• _Task statement_:
Output each line of the material exactly as it stands.

• _Dataset extract_:
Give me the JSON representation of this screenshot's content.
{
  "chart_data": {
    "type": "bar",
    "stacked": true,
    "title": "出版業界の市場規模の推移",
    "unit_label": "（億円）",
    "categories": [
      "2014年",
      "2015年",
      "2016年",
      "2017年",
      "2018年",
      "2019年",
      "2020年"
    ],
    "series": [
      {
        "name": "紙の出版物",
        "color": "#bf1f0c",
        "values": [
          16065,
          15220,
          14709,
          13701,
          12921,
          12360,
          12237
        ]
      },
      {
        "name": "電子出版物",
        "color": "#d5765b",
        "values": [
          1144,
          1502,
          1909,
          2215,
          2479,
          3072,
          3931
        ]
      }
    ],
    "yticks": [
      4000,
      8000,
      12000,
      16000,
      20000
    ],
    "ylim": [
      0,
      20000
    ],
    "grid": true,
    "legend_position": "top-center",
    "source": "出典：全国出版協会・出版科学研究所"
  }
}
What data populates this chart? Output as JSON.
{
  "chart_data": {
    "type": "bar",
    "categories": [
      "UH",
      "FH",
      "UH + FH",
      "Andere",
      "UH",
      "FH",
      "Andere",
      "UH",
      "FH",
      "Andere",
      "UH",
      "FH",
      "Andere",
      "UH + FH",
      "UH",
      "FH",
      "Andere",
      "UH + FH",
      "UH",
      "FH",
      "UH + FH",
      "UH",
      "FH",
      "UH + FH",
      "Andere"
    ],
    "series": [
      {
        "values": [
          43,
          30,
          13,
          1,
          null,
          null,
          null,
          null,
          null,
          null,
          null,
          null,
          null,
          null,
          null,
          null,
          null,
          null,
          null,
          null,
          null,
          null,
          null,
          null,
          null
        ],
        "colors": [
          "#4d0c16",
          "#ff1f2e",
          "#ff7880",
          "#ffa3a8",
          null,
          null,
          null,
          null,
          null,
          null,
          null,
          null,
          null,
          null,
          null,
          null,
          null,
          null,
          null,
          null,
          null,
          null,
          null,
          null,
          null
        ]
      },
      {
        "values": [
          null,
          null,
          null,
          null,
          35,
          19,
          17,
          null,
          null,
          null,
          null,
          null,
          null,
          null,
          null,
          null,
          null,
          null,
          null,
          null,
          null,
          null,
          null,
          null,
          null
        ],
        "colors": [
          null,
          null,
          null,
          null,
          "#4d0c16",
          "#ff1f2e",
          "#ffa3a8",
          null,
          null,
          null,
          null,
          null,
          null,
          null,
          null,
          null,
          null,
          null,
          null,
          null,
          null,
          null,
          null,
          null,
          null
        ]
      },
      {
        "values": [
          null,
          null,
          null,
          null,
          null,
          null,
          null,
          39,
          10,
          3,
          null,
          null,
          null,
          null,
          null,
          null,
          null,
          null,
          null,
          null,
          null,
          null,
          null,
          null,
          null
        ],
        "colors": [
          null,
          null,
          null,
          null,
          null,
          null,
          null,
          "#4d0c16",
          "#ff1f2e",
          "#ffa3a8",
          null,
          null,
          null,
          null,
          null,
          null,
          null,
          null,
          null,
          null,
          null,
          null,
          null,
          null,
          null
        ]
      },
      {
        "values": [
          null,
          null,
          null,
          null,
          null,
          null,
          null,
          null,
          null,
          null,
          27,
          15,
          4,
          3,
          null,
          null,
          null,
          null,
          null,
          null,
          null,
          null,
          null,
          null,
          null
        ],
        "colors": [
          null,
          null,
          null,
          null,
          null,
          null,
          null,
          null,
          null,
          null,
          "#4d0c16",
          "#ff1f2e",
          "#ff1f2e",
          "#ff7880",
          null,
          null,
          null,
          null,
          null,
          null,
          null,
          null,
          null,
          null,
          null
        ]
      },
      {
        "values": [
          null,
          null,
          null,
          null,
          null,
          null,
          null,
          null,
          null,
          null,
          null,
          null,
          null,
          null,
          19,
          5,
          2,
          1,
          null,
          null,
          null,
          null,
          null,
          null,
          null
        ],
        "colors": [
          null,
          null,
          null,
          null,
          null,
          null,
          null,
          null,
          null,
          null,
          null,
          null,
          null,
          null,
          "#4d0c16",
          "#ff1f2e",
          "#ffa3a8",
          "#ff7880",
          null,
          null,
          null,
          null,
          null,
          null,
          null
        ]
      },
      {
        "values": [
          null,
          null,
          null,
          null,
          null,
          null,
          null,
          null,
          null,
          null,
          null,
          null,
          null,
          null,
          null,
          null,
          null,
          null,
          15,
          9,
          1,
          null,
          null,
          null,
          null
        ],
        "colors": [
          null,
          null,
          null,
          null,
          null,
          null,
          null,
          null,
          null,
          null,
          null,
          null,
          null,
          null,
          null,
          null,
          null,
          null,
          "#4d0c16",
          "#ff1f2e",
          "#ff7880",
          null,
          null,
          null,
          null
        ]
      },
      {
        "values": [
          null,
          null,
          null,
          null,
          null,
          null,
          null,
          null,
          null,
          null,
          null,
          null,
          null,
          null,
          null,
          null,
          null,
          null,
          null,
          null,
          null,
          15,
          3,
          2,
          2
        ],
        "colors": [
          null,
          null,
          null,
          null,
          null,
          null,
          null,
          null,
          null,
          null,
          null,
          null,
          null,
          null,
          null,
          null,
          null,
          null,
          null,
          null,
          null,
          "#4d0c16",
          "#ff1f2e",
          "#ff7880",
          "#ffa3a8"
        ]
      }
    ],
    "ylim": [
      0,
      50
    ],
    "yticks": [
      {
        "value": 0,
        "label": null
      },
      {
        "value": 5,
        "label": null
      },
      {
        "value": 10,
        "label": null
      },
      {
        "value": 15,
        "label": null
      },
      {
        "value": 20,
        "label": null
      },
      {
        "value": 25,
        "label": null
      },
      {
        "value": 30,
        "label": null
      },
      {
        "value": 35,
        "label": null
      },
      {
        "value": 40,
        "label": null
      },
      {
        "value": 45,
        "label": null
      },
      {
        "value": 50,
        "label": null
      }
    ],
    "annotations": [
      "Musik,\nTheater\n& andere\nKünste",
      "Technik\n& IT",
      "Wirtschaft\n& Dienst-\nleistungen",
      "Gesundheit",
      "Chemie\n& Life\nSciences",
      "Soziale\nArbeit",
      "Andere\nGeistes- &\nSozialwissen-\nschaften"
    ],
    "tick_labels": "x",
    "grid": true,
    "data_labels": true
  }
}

• _Task result_:
Give me the JSON representation of this screenshot's content.
{
  "chart_data": {
    "type": "bar",
    "stacked": true,
    "title": "出版業界の市場規模の推移",
    "unit_label": "（億円）",
    "categories": [
      "2014年",
      "2015年",
      "2016年",
      "2017年",
      "2018年",
      "2019年",
      "2020年"
    ],
    "series": [
      {
        "name": "紙の出版物",
        "color": "#bf1f0c",
        "values": [
          16065,
          15220,
          14709,
          13701,
          12921,
          12360,
          12237
        ]
      },
      {
        "name": "電子出版物",
        "color": "#d5765b",
        "values": [
          1144,
          1502,
          1909,
          2215,
          2479,
          3072,
          3931
        ]
      }
    ],
    "yticks": [
      4000,
      8000,
      12000,
      16000,
      20000
    ],
    "ylim": [
      0,
      20000
    ],
    "grid": true,
    "legend_position": "top-center",
    "source": "出典：全国出版協会・出版科学研究所"
  }
}
What data populates this chart? Output as JSON.
{
  "chart_data": {
    "type": "bar",
    "categories": [
      "UH",
      "FH",
      "UH + FH",
      "Andere",
      "UH",
      "FH",
      "Andere",
      "UH",
      "FH",
      "Andere",
      "UH",
      "FH",
      "Andere",
      "UH + FH",
      "UH",
      "FH",
      "Andere",
      "UH + FH",
      "UH",
      "FH",
      "UH + FH",
      "UH",
      "FH",
      "UH + FH",
      "Andere"
    ],
    "series": [
      {
        "values": [
          43,
          30,
          13,
          1,
          null,
          null,
          null,
          null,
          null,
          null,
          null,
          null,
          null,
          null,
          null,
          null,
          null,
          null,
          null,
          null,
          null,
          null,
          null,
          null,
          null
        ],
        "colors": [
          "#4d0c16",
          "#ff1f2e",
          "#ff7880",
          "#ffa3a8",
          null,
          null,
          null,
          null,
          null,
          null,
          null,
          null,
          null,
          null,
          null,
          null,
          null,
          null,
          null,
          null,
          null,
          null,
          null,
          null,
          null
        ]
      },
      {
        "values": [
          null,
          null,
          null,
          null,
          35,
          19,
          17,
          null,
          null,
          null,
          null,
          null,
          null,
          null,
          null,
          null,
          null,
          null,
          null,
          null,
          null,
          null,
          null,
          null,
          null
        ],
        "colors": [
          null,
          null,
          null,
          null,
          "#4d0c16",
          "#ff1f2e",
          "#ffa3a8",
          null,
          null,
          null,
          null,
          null,
          null,
          null,
          null,
          null,
          null,
          null,
          null,
          null,
          null,
          null,
          null,
          null,
          null
        ]
      },
      {
        "values": [
          null,
          null,
          null,
          null,
          null,
          null,
          null,
          39,
          10,
          3,
          null,
          null,
          null,
          null,
          null,
          null,
          null,
          null,
          null,
          null,
          null,
          null,
          null,
          null,
          null
        ],
        "colors": [
          null,
          null,
          null,
          null,
          null,
          null,
          null,
          "#4d0c16",
          "#ff1f2e",
          "#ffa3a8",
          null,
          null,
          null,
          null,
          null,
          null,
          null,
          null,
          null,
          null,
          null,
          null,
          null,
          null,
          null
        ]
      },
      {
        "values": [
          null,
          null,
          null,
          null,
          null,
          null,
          null,
          null,
          null,
          null,
          27,
          15,
          4,
          3,
          null,
          null,
          null,
          null,
          null,
          null,
          null,
          null,
          null,
          null,
          null
        ],
        "colors": [
          null,
          null,
          null,
          null,
          null,
          null,
          null,
          null,
          null,
          null,
          "#4d0c16",
          "#ff1f2e",
          "#ff1f2e",
          "#ff7880",
          null,
          null,
          null,
          null,
          null,
          null,
          null,
          null,
          null,
          null,
          null
        ]
      },
      {
        "values": [
          null,
          null,
          null,
          null,
          null,
          null,
          null,
          null,
          null,
          null,
          null,
          null,
          null,
          null,
          19,
          5,
          2,
          1,
          null,
          null,
          null,
          null,
          null,
          null,
          null
        ],
        "colors": [
          null,
          null,
          null,
          null,
          null,
          null,
          null,
          null,
          null,
          null,
          null,
          null,
          null,
          null,
          "#4d0c16",
          "#ff1f2e",
          "#ffa3a8",
          "#ff7880",
          null,
          null,
          null,
          null,
          null,
          null,
          null
        ]
      },
      {
        "values": [
          null,
          null,
          null,
          null,
          null,
          null,
          null,
          null,
          null,
          null,
          null,
          null,
          null,
          null,
          null,
          null,
          null,
          null,
          15,
          9,
          1,
          null,
          null,
          null,
          null
        ],
        "colors": [
          null,
          null,
          null,
          null,
          null,
          null,
          null,
          null,
          null,
          null,
          null,
          null,
          null,
          null,
          null,
          null,
          null,
          null,
          "#4d0c16",
          "#ff1f2e",
          "#ff7880",
          null,
          null,
          null,
          null
        ]
      },
      {
        "values": [
          null,
          null,
          null,
          null,
          null,
          null,
          null,
          null,
          null,
          null,
          null,
          null,
          null,
          null,
          null,
          null,
          null,
          null,
          null,
          null,
          null,
          15,
          3,
          2,
          2
        ],
        "colors": [
          null,
          null,
          null,
          null,
          null,
          null,
          null,
          null,
          null,
          null,
          null,
          null,
          null,
          null,
          null,
          null,
          null,
          null,
          null,
          null,
          null,
          "#4d0c16",
          "#ff1f2e",
          "#ff7880",
          "#ffa3a8"
        ]
      }
    ],
    "ylim": [
      0,
      50
    ],
    "yticks": [
      {
        "value": 0,
        "label": null
      },
      {
        "value": 5,
        "label": null
      },
      {
        "value": 10,
        "label": null
      },
      {
        "value": 15,
        "label": null
      },
      {
        "value": 20,
        "label": null
      },
      {
        "value": 25,
        "label": null
      },
      {
        "value": 30,
        "label": null
      },
      {
        "value": 35,
        "label": null
      },
      {
        "value": 40,
        "label": null
      },
      {
        "value": 45,
        "label": null
      },
      {
        "value": 50,
        "label": null
      }
    ],
    "annotations": [
      "Musik,\nTheater\n& andere\nKünste",
      "Technik\n& IT",
      "Wirtschaft\n& Dienst-\nleistungen",
      "Gesundheit",
      "Chemie\n& Life\nSciences",
      "Soziale\nArbeit",
      "Andere\nGeistes- &\nSozialwissen-\nschaften"
    ],
    "tick_labels": "x",
    "grid": true,
    "data_labels": true
  }
}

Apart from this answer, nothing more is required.